## Raw records
<<<<
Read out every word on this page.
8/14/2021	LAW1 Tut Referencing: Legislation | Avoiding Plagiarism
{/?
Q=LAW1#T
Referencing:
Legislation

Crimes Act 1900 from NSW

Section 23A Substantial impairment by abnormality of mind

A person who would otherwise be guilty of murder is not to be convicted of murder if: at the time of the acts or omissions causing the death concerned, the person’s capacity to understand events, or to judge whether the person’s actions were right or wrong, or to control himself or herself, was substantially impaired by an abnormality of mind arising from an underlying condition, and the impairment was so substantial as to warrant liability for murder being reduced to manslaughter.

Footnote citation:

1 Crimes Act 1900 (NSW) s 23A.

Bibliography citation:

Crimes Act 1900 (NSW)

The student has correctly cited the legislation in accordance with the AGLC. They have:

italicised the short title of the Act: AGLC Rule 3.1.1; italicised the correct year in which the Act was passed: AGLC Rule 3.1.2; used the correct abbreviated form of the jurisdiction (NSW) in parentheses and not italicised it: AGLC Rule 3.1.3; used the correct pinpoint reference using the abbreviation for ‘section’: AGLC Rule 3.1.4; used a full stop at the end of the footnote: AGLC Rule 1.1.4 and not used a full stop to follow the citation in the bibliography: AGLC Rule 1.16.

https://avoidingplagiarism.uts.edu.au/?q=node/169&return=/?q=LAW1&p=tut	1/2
>>>>
## Problem to solve
Write out every line of the material again, exactly as it reads.

## Output
Read out every word on this page.
8/14/2021	LAW1 Tut Referencing: Legislation | Avoiding Plagiarism
{/?
Q=LAW1#T
Referencing:
Legislation

Crimes Act 1900 from NSW

Section 23A Substantial impairment by abnormality of mind

A person who would otherwise be guilty of murder is not to be convicted of murder if: at the time of the acts or omissions causing the death concerned, the person’s capacity to understand events, or to judge whether the person’s actions were right or wrong, or to control himself or herself, was substantially impaired by an abnormality of mind arising from an underlying condition, and the impairment was so substantial as to warrant liability for murder being reduced to manslaughter.

Footnote citation:

1 Crimes Act 1900 (NSW) s 23A.

Bibliography citation:

Crimes Act 1900 (NSW)

The student has correctly cited the legislation in accordance with the AGLC. They have:

italicised the short title of the Act: AGLC Rule 3.1.1; italicised the correct year in which the Act was passed: AGLC Rule 3.1.2; used the correct abbreviated form of the jurisdiction (NSW) in parentheses and not italicised it: AGLC Rule 3.1.3; used the correct pinpoint reference using the abbreviation for ‘section’: AGLC Rule 3.1.4; used a full stop at the end of the footnote: AGLC Rule 1.1.4 and not used a full stop to follow the citation in the bibliography: AGLC Rule 1.16.

https://avoidingplagiarism.uts.edu.au/?q=node/169&return=/?q=LAW1&p=tut	1/2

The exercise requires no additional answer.